#### What is needed
Where a line holds the string "gestion", return that line.

── Material ──

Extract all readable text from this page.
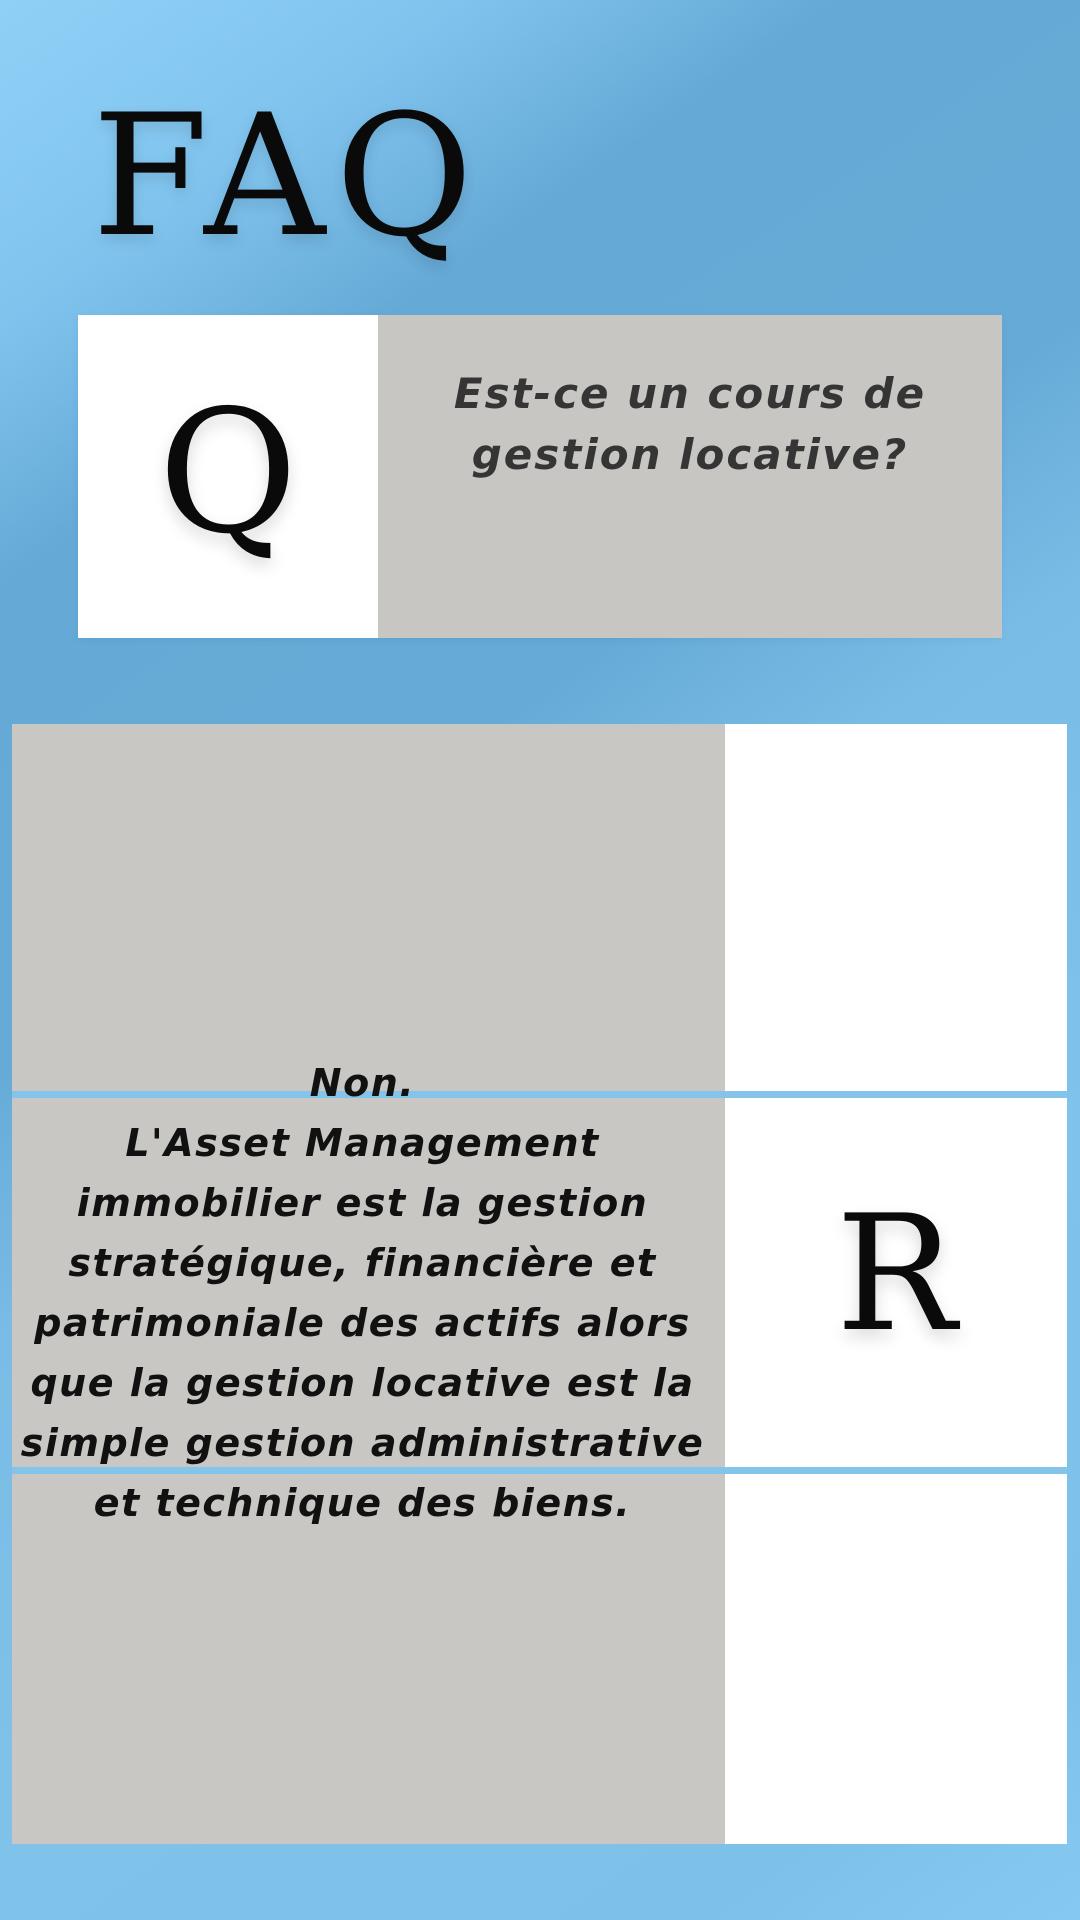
FAQ
Q	Est-ce un cours de
gestion locative?
R
Non.
L'Asset Management
immobilier est la gestion
stratégique, financière et
patrimoniale des actifs alors
que la gestion locative est la
simple gestion administrative
et technique des biens.
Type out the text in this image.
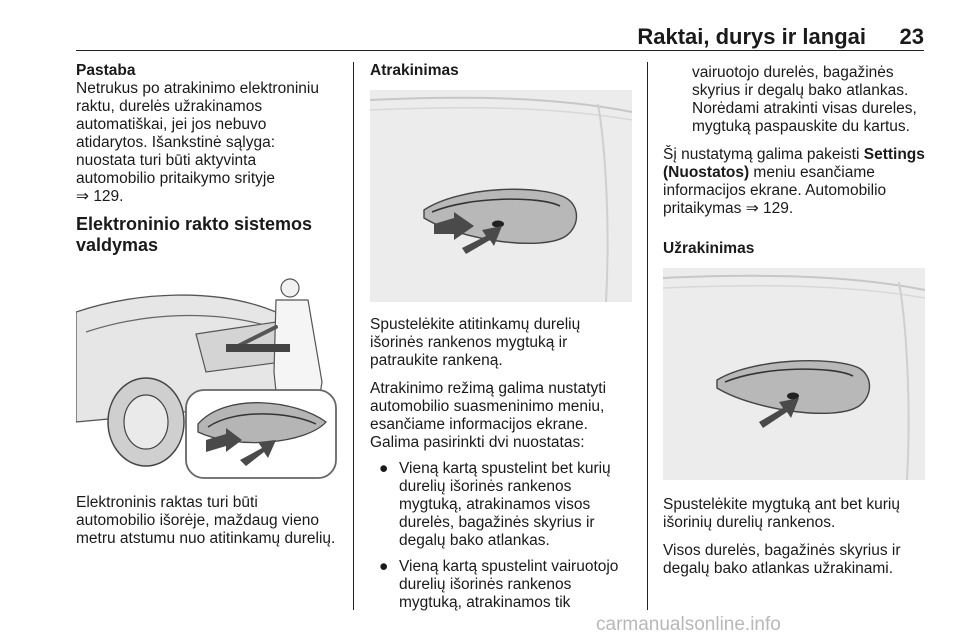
Raktai, durys ir langai 23

Pastaba

Netrukus po atrakinimo elektroniniu raktu, durelės užrakinamos automatiškai, jei jos nebuvo atidarytos. Išankstinė sąlyga: nuostata turi būti aktyvinta automobilio pritaikymo srityje

⇒ 129.

Elektroninio rakto sistemos valdymas

Elektroninis raktas turi būti automobilio išorėje, maždaug vieno metru atstumu nuo atitinkamų durelių.

Atrakinimas

Spustelėkite atitinkamų durelių išorinės rankenos mygtuką ir patraukite rankeną.

Atrakinimo režimą galima nustatyti automobilio suasmeninimo meniu, esančiame informacijos ekrane. Galima pasirinkti dvi nuostatas:

● Vieną kartą spustelint bet kurių durelių išorinės rankenos mygtuką, atrakinamos visos durelės, bagažinės skyrius ir degalų bako atlankas.
● Vieną kartą spustelint vairuotojo durelių išorinės rankenos mygtuką, atrakinamos tik

vairuotojo durelės, bagažinės skyrius ir degalų bako atlankas. Norėdami atrakinti visas dureles, mygtuką paspauskite du kartus.

Šį nustatymą galima pakeisti Settings (Nuostatos) meniu esančiame informacijos ekrane. Automobilio pritaikymas ⇒ 129.

Užrakinimas

Spustelėkite mygtuką ant bet kurių išorinių durelių rankenos.

Visos durelės, bagažinės skyrius ir degalų bako atlankas užrakinami.

carmanualsonline.info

───

#### Result for this task
gestion locative?
immobilier est la gestion
que la gestion locative est la
simple gestion administrative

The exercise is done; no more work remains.